═════ The data ═════

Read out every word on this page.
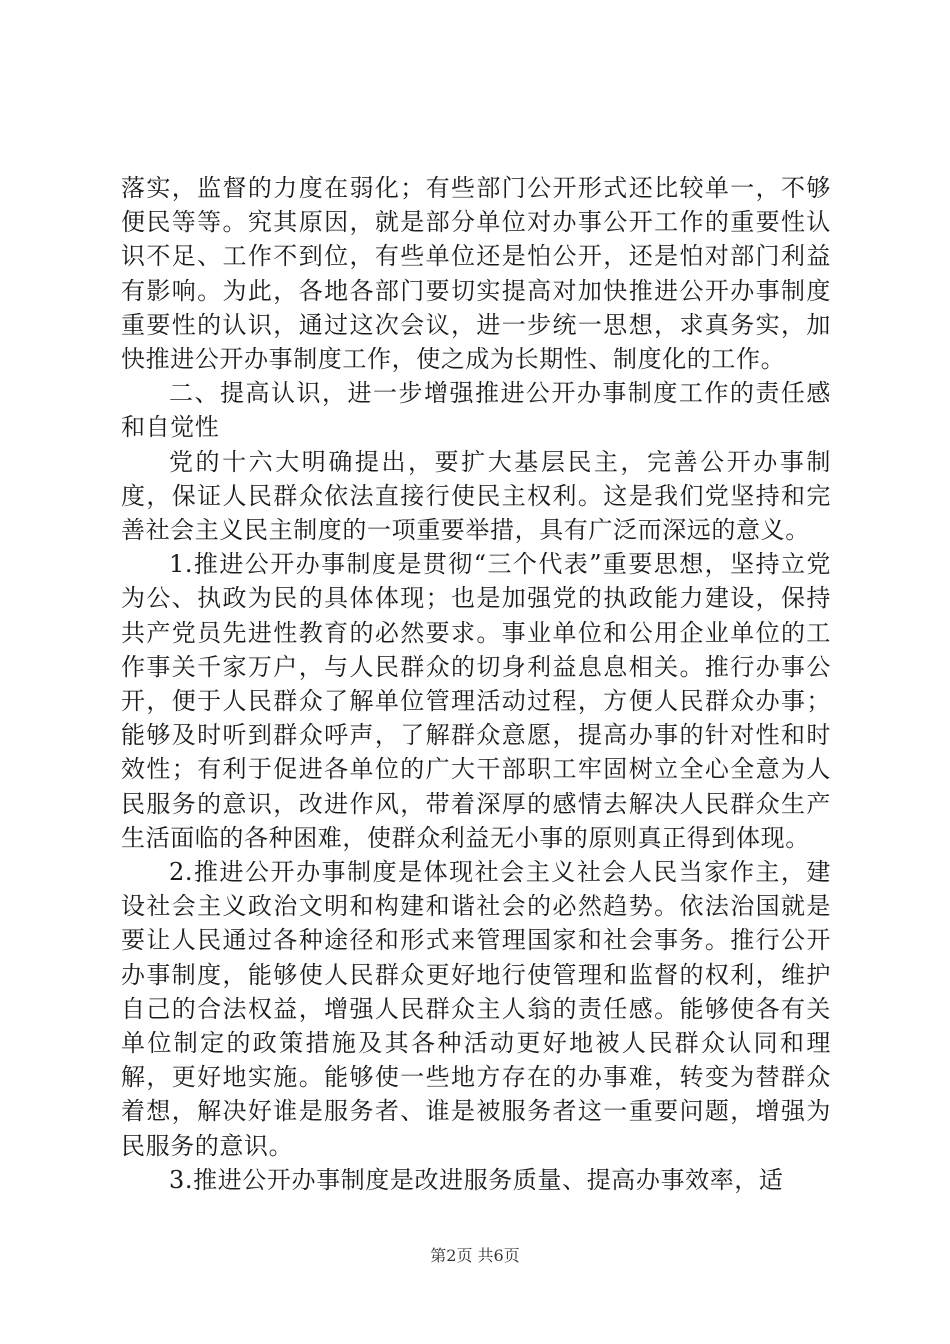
落实，监督的力度在弱化；有些部门公开形式还比较单一，不够便民等等。究其原因，就是部分单位对办事公开工作的重要性认识不足、工作不到位，有些单位还是怕公开，还是怕对部门利益有影响。为此，各地各部门要切实提高对加快推进公开办事制度重要性的认识，通过这次会议，进一步统一思想，求真务实，加快推进公开办事制度工作，使之成为长期性、制度化的工作。

二、提高认识，进一步增强推进公开办事制度工作的责任感和自觉性

党的十六大明确提出，要扩大基层民主，完善公开办事制度，保证人民群众依法直接行使民主权利。这是我们党坚持和完善社会主义民主制度的一项重要举措，具有广泛而深远的意义。

1.推进公开办事制度是贯彻“三个代表”重要思想，坚持立党为公、执政为民的具体体现；也是加强党的执政能力建设，保持共产党员先进性教育的必然要求。事业单位和公用企业单位的工作事关千家万户，与人民群众的切身利益息息相关。推行办事公开，便于人民群众了解单位管理活动过程，方便人民群众办事；能够及时听到群众呼声，了解群众意愿，提高办事的针对性和时效性；有利于促进各单位的广大干部职工牢固树立全心全意为人民服务的意识，改进作风，带着深厚的感情去解决人民群众生产生活面临的各种困难，使群众利益无小事的原则真正得到体现。

2.推进公开办事制度是体现社会主义社会人民当家作主，建设社会主义政治文明和构建和谐社会的必然趋势。依法治国就是要让人民通过各种途径和形式来管理国家和社会事务。推行公开办事制度，能够使人民群众更好地行使管理和监督的权利，维护自己的合法权益，增强人民群众主人翁的责任感。能够使各有关单位制定的政策措施及其各种活动更好地被人民群众认同和理解，更好地实施。能够使一些地方存在的办事难，转变为替群众着想，解决好谁是服务者、谁是被服务者这一重要问题，增强为民服务的意识。

3.推进公开办事制度是改进服务质量、提高办事效率，适

第2页 共6页
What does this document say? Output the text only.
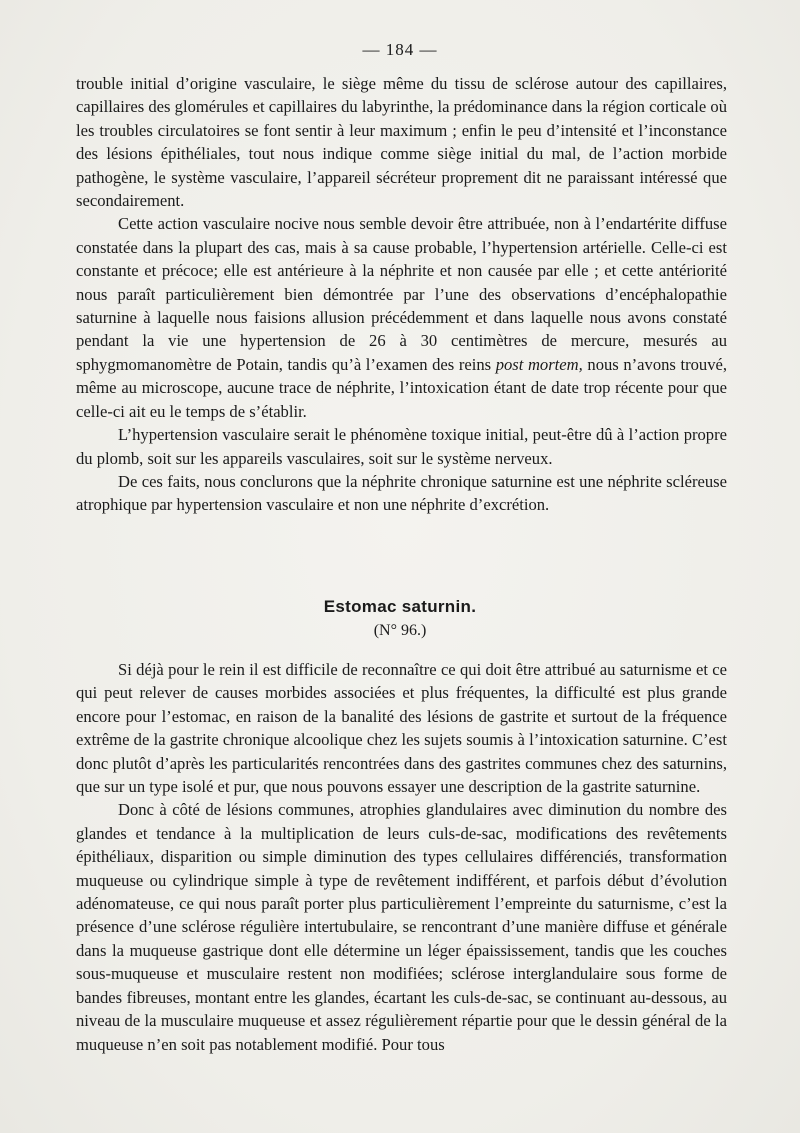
— 184 —

trouble initial d’origine vasculaire, le siège même du tissu de sclérose autour des capillaires, capillaires des glomérules et capillaires du labyrinthe, la prédominance dans la région corticale où les troubles circulatoires se font sentir à leur maximum ; enfin le peu d’intensité et l’inconstance des lésions épithéliales, tout nous indique comme siège initial du mal, de l’action morbide pathogène, le système vasculaire, l’appareil sécréteur proprement dit ne paraissant intéressé que secondairement.

Cette action vasculaire nocive nous semble devoir être attribuée, non à l’endartérite diffuse constatée dans la plupart des cas, mais à sa cause probable, l’hypertension artérielle. Celle-ci est constante et précoce; elle est antérieure à la néphrite et non causée par elle ; et cette antériorité nous paraît particulièrement bien démontrée par l’une des observations d’encéphalopathie saturnine à laquelle nous faisions allusion précédemment et dans laquelle nous avons constaté pendant la vie une hypertension de 26 à 30 centimètres de mercure, mesurés au sphygmomanomètre de Potain, tandis qu’à l’examen des reins post mortem, nous n’avons trouvé, même au microscope, aucune trace de néphrite, l’intoxication étant de date trop récente pour que celle-ci ait eu le temps de s’établir.

L’hypertension vasculaire serait le phénomène toxique initial, peut-être dû à l’action propre du plomb, soit sur les appareils vasculaires, soit sur le système nerveux.

De ces faits, nous conclurons que la néphrite chronique saturnine est une néphrite scléreuse atrophique par hypertension vasculaire et non une néphrite d’excrétion.

Estomac saturnin.
(N° 96.)

Si déjà pour le rein il est difficile de reconnaître ce qui doit être attribué au saturnisme et ce qui peut relever de causes morbides associées et plus fréquentes, la difficulté est plus grande encore pour l’estomac, en raison de la banalité des lésions de gastrite et surtout de la fréquence extrême de la gastrite chronique alcoolique chez les sujets soumis à l’intoxication saturnine. C’est donc plutôt d’après les particularités rencontrées dans des gastrites communes chez des saturnins, que sur un type isolé et pur, que nous pouvons essayer une description de la gastrite saturnine.

Donc à côté de lésions communes, atrophies glandulaires avec diminution du nombre des glandes et tendance à la multiplication de leurs culs-de-sac, modifications des revêtements épithéliaux, disparition ou simple diminution des types cellulaires différenciés, transformation muqueuse ou cylindrique simple à type de revêtement indifférent, et parfois début d’évolution adénomateuse, ce qui nous paraît porter plus particulièrement l’empreinte du saturnisme, c’est la présence d’une sclérose régulière intertubulaire, se rencontrant d’une manière diffuse et générale dans la muqueuse gastrique dont elle détermine un léger épaississement, tandis que les couches sous-muqueuse et musculaire restent non modifiées; sclérose interglandulaire sous forme de bandes fibreuses, montant entre les glandes, écartant les culs-de-sac, se continuant au-dessous, au niveau de la musculaire muqueuse et assez régulièrement répartie pour que le dessin général de la muqueuse n’en soit pas notablement modifié. Pour tous
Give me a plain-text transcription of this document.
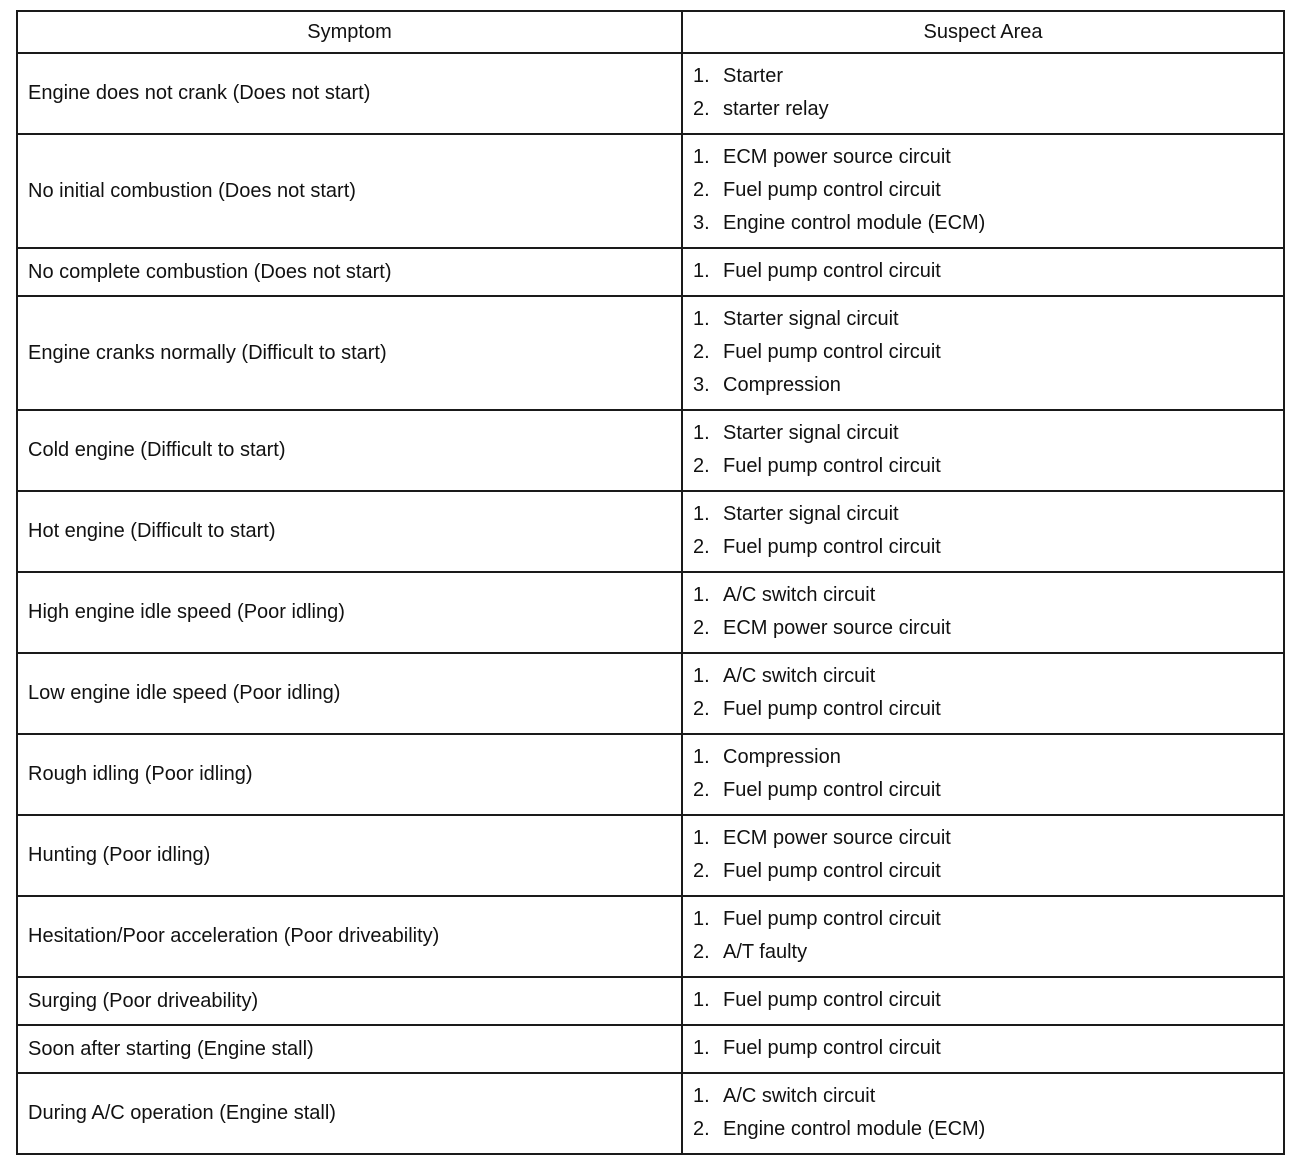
Symptom	Suspect Area
Engine does not crank (Does not start)	1. Starter
2. starter relay

No initial combustion (Does not start)	1. ECM power source circuit
2. Fuel pump control circuit
3. Engine control module (ECM)

No complete combustion (Does not start)	1. Fuel pump control circuit

Engine cranks normally (Difficult to start)	1. Starter signal circuit
2. Fuel pump control circuit
3. Compression

Cold engine (Difficult to start)	1. Starter signal circuit
2. Fuel pump control circuit

Hot engine (Difficult to start)	1. Starter signal circuit
2. Fuel pump control circuit

High engine idle speed (Poor idling)	1. A/C switch circuit
2. ECM power source circuit

Low engine idle speed (Poor idling)	1. A/C switch circuit
2. Fuel pump control circuit

Rough idling (Poor idling)	1. Compression
2. Fuel pump control circuit

Hunting (Poor idling)	1. ECM power source circuit
2. Fuel pump control circuit

Hesitation/Poor acceleration (Poor driveability)	1. Fuel pump control circuit
2. A/T faulty

Surging (Poor driveability)	1. Fuel pump control circuit

Soon after starting (Engine stall)	1. Fuel pump control circuit

During A/C operation (Engine stall)	1. A/C switch circuit
2. Engine control module (ECM)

═════

• [Task statement]
Scan the lines for the string "combustion". Pick out every line that has it.

• [Solution]
No initial combustion (Does not start)	1. ECM power source circuit
No complete combustion (Does not start)	1. Fuel pump control circuit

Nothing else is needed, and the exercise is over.